» WHAT YOU WILL DO: Could you output the whole listing exactly as it stands, minus any images?

» RECORDS FOR THIS TASK:

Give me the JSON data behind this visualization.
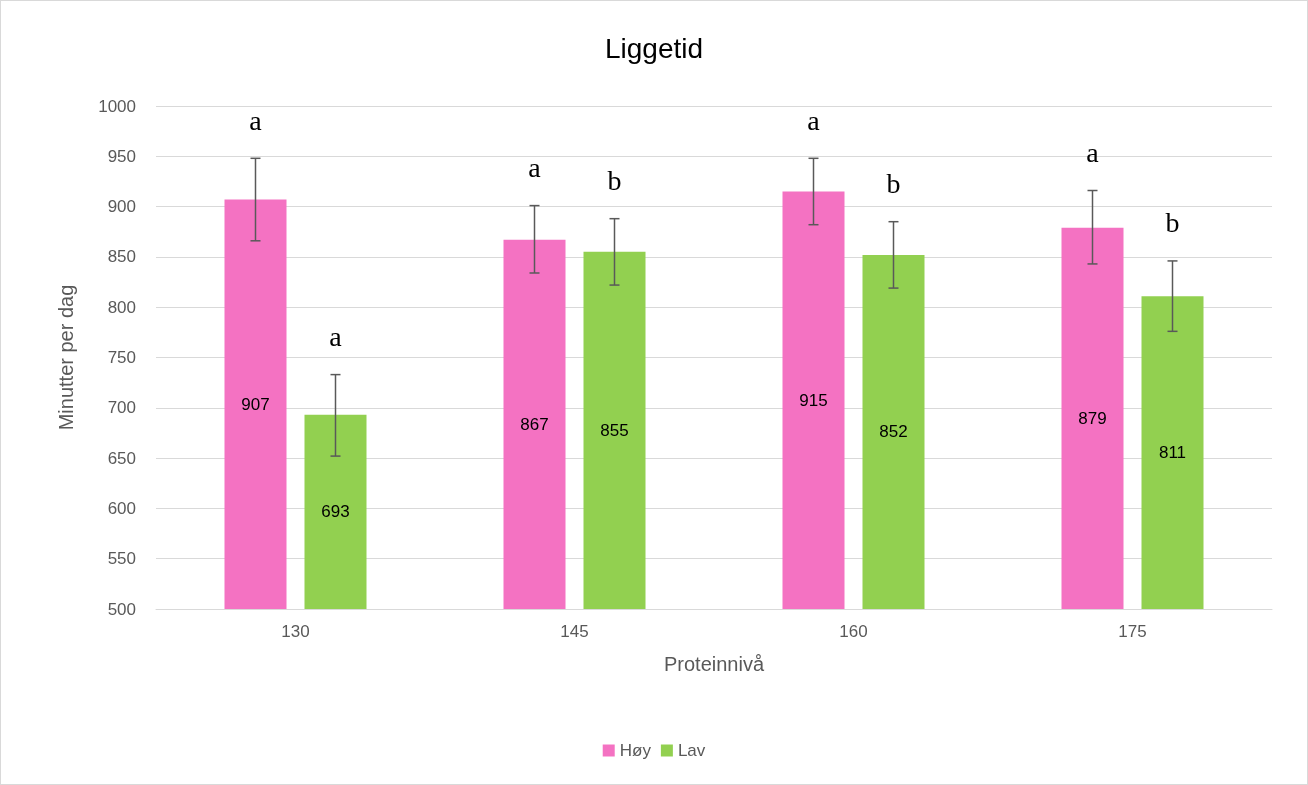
{
  "chart_data": {
    "type": "bar",
    "title": "Liggetid",
    "xlabel": "Proteinnivå",
    "ylabel": "Minutter per dag",
    "categories": [
      "130",
      "145",
      "160",
      "175"
    ],
    "series": [
      {
        "name": "Høy",
        "color": "#f472c2",
        "values": [
          907,
          867,
          915,
          879
        ],
        "errors": [
          [
            866,
            948
          ],
          [
            834,
            901
          ],
          [
            882,
            948
          ],
          [
            843,
            916
          ]
        ]
      },
      {
        "name": "Lav",
        "color": "#92d050",
        "values": [
          693,
          855,
          852,
          811
        ],
        "errors": [
          [
            652,
            733
          ],
          [
            822,
            888
          ],
          [
            819,
            885
          ],
          [
            776,
            846
          ]
        ]
      }
    ],
    "ylim": [
      500,
      1000
    ],
    "yticks": [
      500,
      550,
      600,
      650,
      700,
      750,
      800,
      850,
      900,
      950,
      1000
    ],
    "grid": "y",
    "legend": "bottom",
    "data_labels": true,
    "annotations": [
      "a",
      "a",
      "a",
      "b",
      "a",
      "b",
      "a",
      "b"
    ]
  }
}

» ANSWER TO THIS PROBLEM:
Give me the JSON data behind this visualization.
{
  "chart_data": {
    "type": "bar",
    "title": "Liggetid",
    "xlabel": "Proteinnivå",
    "ylabel": "Minutter per dag",
    "categories": [
      "130",
      "145",
      "160",
      "175"
    ],
    "series": [
      {
        "name": "Høy",
        "color": "#f472c2",
        "values": [
          907,
          867,
          915,
          879
        ],
        "errors": [
          [
            866,
            948
          ],
          [
            834,
            901
          ],
          [
            882,
            948
          ],
          [
            843,
            916
          ]
        ]
      },
      {
        "name": "Lav",
        "color": "#92d050",
        "values": [
          693,
          855,
          852,
          811
        ],
        "errors": [
          [
            652,
            733
          ],
          [
            822,
            888
          ],
          [
            819,
            885
          ],
          [
            776,
            846
          ]
        ]
      }
    ],
    "ylim": [
      500,
      1000
    ],
    "yticks": [
      500,
      550,
      600,
      650,
      700,
      750,
      800,
      850,
      900,
      950,
      1000
    ],
    "grid": "y",
    "legend": "bottom",
    "data_labels": true,
    "annotations": [
      "a",
      "a",
      "a",
      "b",
      "a",
      "b",
      "a",
      "b"
    ]
  }
}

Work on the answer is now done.